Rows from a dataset
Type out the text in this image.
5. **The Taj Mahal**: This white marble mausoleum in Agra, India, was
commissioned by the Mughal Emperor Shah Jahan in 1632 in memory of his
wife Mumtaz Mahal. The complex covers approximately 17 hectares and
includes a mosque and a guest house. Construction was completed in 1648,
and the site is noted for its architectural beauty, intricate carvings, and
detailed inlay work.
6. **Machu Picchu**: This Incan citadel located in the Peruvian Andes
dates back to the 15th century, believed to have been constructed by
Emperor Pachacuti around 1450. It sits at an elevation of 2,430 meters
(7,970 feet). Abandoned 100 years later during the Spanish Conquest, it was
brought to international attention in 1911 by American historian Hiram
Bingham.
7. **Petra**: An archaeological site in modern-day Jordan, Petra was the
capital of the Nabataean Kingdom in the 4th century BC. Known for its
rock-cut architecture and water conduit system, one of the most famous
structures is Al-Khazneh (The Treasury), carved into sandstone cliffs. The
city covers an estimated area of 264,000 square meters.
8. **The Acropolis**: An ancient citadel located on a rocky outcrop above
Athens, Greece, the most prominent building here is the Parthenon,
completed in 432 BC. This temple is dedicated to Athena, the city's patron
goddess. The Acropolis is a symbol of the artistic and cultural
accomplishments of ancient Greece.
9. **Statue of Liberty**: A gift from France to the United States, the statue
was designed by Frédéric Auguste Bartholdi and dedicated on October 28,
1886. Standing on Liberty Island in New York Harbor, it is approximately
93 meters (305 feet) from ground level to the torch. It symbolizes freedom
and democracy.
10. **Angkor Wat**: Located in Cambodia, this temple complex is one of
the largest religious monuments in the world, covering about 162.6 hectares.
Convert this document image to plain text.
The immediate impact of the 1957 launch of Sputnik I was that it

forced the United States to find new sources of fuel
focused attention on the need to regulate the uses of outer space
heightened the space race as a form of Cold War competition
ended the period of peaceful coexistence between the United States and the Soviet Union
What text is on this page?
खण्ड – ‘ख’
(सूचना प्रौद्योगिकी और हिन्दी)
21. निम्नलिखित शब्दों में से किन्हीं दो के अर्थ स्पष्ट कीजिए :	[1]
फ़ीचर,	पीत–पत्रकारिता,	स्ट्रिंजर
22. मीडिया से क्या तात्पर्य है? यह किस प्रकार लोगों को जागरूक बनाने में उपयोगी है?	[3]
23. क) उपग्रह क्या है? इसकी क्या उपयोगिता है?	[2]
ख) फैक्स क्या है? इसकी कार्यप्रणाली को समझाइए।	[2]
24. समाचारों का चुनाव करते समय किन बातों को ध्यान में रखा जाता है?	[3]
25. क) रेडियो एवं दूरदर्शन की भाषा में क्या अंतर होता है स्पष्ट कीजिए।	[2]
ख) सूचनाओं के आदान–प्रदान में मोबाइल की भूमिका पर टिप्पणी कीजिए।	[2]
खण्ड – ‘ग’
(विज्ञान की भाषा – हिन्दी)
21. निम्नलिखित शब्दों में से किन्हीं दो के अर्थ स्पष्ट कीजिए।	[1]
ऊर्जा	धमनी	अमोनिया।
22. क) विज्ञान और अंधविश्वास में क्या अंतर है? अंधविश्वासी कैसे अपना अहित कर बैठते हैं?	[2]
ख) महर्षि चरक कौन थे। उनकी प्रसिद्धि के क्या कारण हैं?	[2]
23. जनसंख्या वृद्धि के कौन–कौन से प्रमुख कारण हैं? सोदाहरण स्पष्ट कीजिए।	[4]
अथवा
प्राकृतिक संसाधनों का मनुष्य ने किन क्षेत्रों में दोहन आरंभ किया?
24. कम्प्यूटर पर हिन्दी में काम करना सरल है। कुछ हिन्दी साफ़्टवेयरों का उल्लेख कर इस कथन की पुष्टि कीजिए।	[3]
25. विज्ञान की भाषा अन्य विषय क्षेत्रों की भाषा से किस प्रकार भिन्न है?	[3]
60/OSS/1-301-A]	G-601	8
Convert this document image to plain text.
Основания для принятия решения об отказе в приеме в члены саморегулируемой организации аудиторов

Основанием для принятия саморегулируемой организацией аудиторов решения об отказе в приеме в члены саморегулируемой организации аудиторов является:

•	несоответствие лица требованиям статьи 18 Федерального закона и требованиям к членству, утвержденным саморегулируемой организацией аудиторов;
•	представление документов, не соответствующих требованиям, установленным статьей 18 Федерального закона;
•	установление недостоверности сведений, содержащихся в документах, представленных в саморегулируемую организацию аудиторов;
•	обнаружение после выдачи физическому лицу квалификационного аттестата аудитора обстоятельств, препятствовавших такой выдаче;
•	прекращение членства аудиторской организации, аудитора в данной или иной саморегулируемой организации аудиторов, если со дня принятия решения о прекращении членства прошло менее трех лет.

Written exercise =
Repeat the data verbatim.

Problem solution =
Type out the text in this image.
5. **The Taj Mahal**: This white marble mausoleum in Agra, India, was
commissioned by the Mughal Emperor Shah Jahan in 1632 in memory of his
wife Mumtaz Mahal. The complex covers approximately 17 hectares and
includes a mosque and a guest house. Construction was completed in 1648,
and the site is noted for its architectural beauty, intricate carvings, and
detailed inlay work.
6. **Machu Picchu**: This Incan citadel located in the Peruvian Andes
dates back to the 15th century, believed to have been constructed by
Emperor Pachacuti around 1450. It sits at an elevation of 2,430 meters
(7,970 feet). Abandoned 100 years later during the Spanish Conquest, it was
brought to international attention in 1911 by American historian Hiram
Bingham.
7. **Petra**: An archaeological site in modern-day Jordan, Petra was the
capital of the Nabataean Kingdom in the 4th century BC. Known for its
rock-cut architecture and water conduit system, one of the most famous
structures is Al-Khazneh (The Treasury), carved into sandstone cliffs. The
city covers an estimated area of 264,000 square meters.
8. **The Acropolis**: An ancient citadel located on a rocky outcrop above
Athens, Greece, the most prominent building here is the Parthenon,
completed in 432 BC. This temple is dedicated to Athena, the city's patron
goddess. The Acropolis is a symbol of the artistic and cultural
accomplishments of ancient Greece.
9. **Statue of Liberty**: A gift from France to the United States, the statue
was designed by Frédéric Auguste Bartholdi and dedicated on October 28,
1886. Standing on Liberty Island in New York Harbor, it is approximately
93 meters (305 feet) from ground level to the torch. It symbolizes freedom
and democracy.
10. **Angkor Wat**: Located in Cambodia, this temple complex is one of
the largest religious monuments in the world, covering about 162.6 hectares.
Convert this document image to plain text.
The immediate impact of the 1957 launch of Sputnik I was that it

forced the United States to find new sources of fuel
focused attention on the need to regulate the uses of outer space
heightened the space race as a form of Cold War competition
ended the period of peaceful coexistence between the United States and the Soviet Union
What text is on this page?
खण्ड – ‘ख’
(सूचना प्रौद्योगिकी और हिन्दी)
21. निम्नलिखित शब्दों में से किन्हीं दो के अर्थ स्पष्ट कीजिए :	[1]
फ़ीचर,	पीत–पत्रकारिता,	स्ट्रिंजर
22. मीडिया से क्या तात्पर्य है? यह किस प्रकार लोगों को जागरूक बनाने में उपयोगी है?	[3]
23. क) उपग्रह क्या है? इसकी क्या उपयोगिता है?	[2]
ख) फैक्स क्या है? इसकी कार्यप्रणाली को समझाइए।	[2]
24. समाचारों का चुनाव करते समय किन बातों को ध्यान में रखा जाता है?	[3]
25. क) रेडियो एवं दूरदर्शन की भाषा में क्या अंतर होता है स्पष्ट कीजिए।	[2]
ख) सूचनाओं के आदान–प्रदान में मोबाइल की भूमिका पर टिप्पणी कीजिए।	[2]
खण्ड – ‘ग’
(विज्ञान की भाषा – हिन्दी)
21. निम्नलिखित शब्दों में से किन्हीं दो के अर्थ स्पष्ट कीजिए।	[1]
ऊर्जा	धमनी	अमोनिया।
22. क) विज्ञान और अंधविश्वास में क्या अंतर है? अंधविश्वासी कैसे अपना अहित कर बैठते हैं?	[2]
ख) महर्षि चरक कौन थे। उनकी प्रसिद्धि के क्या कारण हैं?	[2]
23. जनसंख्या वृद्धि के कौन–कौन से प्रमुख कारण हैं? सोदाहरण स्पष्ट कीजिए।	[4]
अथवा
प्राकृतिक संसाधनों का मनुष्य ने किन क्षेत्रों में दोहन आरंभ किया?
24. कम्प्यूटर पर हिन्दी में काम करना सरल है। कुछ हिन्दी साफ़्टवेयरों का उल्लेख कर इस कथन की पुष्टि कीजिए।	[3]
25. विज्ञान की भाषा अन्य विषय क्षेत्रों की भाषा से किस प्रकार भिन्न है?	[3]
60/OSS/1-301-A]	G-601	8
Convert this document image to plain text.
Основания для принятия решения об отказе в приеме в члены саморегулируемой организации аудиторов

Основанием для принятия саморегулируемой организацией аудиторов решения об отказе в приеме в члены саморегулируемой организации аудиторов является:

•	несоответствие лица требованиям статьи 18 Федерального закона и требованиям к членству, утвержденным саморегулируемой организацией аудиторов;
•	представление документов, не соответствующих требованиям, установленным статьей 18 Федерального закона;
•	установление недостоверности сведений, содержащихся в документах, представленных в саморегулируемую организацию аудиторов;
•	обнаружение после выдачи физическому лицу квалификационного аттестата аудитора обстоятельств, препятствовавших такой выдаче;
•	прекращение членства аудиторской организации, аудитора в данной или иной саморегулируемой организации аудиторов, если со дня принятия решения о прекращении членства прошло менее трех лет.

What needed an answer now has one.